## begin Extract

Epic—like many other employers—required its employees to sign an arbitration agreement that mandated resolution of wage and hour claims on an individual basis, as opposed to pursuing those claims in a class or collective action. The company moved to dismiss the lawsuit and compel arbitration, but the federal court of appeals sided with the NLRB’s same decision-making. It held that class and collective action waivers violate Section 7 of the NLRA, ruling that collective or class legal proceedings fit well within the ordinary understanding of “concerted activities.”

However, other federal courts of appeal maintained the position that the FAA and NLRA did not conflict with each other and permitted mandatory class waivers, including the 5th Circuit (hearing cases from Texas, Louisiana, and Mississippi), the 2nd Circuit (New York, Connecticut, and Vermont), and the 11th Circuit (Alabama, Georgia, and Florida). Meanwhile, the 9th Circuit Court of Appeals (California, Washington, Arizona, Nevada, Oregon, Hawaii, Idaho, Montana, and Alaska) sided with the NLRB’s position and ruled that class waivers were unenforceable, creating a massive circuit split in the country.

Epic petitioned the Supreme Court to take the case in September 2016, arguing that its arbitration waiver was consistent with the NLRA and that the Court should resolve the split. As things stood, employers with multi-state operations often could not maintain consistent policies and practices, and many employers didn’t know whether they could legally require class waivers to be signed. The Supreme Court agreed to hear the case and combined it with several of the cases mentioned above.

Supreme Court: FAA And NLRA Are Harmonious, Mandatory Class Waivers Stand

The issue for the Supreme Court to consider boiled down to one question: did employment arbitration agreements containing class and collective action waivers violate the NLRA, or are they permitted by virtue of the FAA?

## end Extract
## begin Stored rows

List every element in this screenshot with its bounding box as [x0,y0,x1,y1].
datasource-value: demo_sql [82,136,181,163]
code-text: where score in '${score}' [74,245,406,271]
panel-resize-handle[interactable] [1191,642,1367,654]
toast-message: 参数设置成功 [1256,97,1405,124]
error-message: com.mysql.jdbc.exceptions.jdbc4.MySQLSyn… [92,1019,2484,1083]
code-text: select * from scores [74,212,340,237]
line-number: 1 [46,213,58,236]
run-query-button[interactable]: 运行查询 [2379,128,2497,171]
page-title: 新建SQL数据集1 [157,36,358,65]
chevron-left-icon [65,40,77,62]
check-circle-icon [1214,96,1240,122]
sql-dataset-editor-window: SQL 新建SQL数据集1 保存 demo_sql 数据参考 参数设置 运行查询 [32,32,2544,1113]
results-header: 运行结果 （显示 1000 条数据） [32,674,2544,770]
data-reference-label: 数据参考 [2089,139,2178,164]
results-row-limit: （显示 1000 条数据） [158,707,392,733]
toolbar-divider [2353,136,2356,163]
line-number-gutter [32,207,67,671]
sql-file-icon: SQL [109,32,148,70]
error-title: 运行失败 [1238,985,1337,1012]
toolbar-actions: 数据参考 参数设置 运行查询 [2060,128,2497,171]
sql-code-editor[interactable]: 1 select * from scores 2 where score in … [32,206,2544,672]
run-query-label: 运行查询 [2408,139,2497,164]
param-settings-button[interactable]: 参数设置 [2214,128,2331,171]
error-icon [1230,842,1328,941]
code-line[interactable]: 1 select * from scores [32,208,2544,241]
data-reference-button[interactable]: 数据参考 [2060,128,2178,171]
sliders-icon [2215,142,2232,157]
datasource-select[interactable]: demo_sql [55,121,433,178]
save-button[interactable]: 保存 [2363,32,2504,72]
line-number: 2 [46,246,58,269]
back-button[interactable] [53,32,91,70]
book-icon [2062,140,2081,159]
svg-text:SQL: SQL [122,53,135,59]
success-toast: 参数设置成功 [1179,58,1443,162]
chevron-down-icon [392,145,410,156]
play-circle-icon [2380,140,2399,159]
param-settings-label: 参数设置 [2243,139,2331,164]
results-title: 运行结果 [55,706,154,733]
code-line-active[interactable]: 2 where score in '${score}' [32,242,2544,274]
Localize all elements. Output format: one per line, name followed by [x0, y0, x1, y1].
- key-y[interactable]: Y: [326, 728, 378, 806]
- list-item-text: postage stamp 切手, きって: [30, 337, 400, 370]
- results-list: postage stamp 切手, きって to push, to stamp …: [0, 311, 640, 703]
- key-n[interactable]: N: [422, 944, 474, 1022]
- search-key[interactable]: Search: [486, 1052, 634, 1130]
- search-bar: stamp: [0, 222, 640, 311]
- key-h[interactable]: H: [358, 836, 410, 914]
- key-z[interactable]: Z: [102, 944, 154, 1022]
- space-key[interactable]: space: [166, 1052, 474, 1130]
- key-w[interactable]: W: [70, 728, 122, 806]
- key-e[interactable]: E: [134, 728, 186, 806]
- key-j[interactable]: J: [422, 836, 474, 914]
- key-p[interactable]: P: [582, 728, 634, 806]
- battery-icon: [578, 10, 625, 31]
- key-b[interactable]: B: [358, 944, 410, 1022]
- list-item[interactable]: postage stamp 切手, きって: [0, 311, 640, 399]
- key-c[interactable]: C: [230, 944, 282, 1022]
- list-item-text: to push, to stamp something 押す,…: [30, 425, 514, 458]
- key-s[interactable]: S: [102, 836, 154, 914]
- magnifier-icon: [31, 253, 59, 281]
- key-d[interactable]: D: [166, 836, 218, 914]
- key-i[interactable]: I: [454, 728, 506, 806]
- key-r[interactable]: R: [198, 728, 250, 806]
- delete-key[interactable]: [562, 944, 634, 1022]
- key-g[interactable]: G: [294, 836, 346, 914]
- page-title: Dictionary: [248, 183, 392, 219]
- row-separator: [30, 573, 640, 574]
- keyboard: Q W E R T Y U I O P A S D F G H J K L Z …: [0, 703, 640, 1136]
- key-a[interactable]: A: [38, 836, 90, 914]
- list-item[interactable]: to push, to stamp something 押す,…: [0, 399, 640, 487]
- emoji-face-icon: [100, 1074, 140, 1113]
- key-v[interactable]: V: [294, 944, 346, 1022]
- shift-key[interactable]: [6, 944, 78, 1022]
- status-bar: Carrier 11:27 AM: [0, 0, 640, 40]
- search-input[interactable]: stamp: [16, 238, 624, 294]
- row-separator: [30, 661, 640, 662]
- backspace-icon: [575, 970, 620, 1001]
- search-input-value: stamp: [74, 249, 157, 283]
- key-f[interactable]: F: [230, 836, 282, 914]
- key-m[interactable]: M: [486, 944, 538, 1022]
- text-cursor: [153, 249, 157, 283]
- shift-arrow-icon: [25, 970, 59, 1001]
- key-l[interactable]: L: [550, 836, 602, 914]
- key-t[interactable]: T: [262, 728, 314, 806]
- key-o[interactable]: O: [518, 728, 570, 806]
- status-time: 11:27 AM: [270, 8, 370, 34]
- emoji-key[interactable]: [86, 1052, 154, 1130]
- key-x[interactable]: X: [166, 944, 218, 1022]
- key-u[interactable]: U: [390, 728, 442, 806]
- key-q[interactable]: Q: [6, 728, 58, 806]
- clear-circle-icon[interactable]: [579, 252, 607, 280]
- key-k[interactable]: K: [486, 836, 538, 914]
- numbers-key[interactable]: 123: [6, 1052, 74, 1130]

## end Stored rows

**Task set**
1. According to the extract, in what month and year did Epic petition the Supreme Court to take the case?
2. Transcribe the extract from "Epic petitioned the" to "cases mentioned above.".
3. Name every federal circuit court of appeals that the extract identifies by number.

**Solutions in order**
1. September 2016

2.
Epic petitioned the Supreme Court to take the case in September 2016, arguing that its arbitration waiver was consistent with the NLRA and that the Court should resolve the split. As things stood, employers with multi-state operations often could not maintain consistent policies and practices, and many employers didn’t know whether they could legally require class waivers to be signed. The Supreme Court agreed to hear the case and combined it with several of the cases mentioned above.

3. 5th Circuit, 2nd Circuit, 11th Circuit, 9th Circuit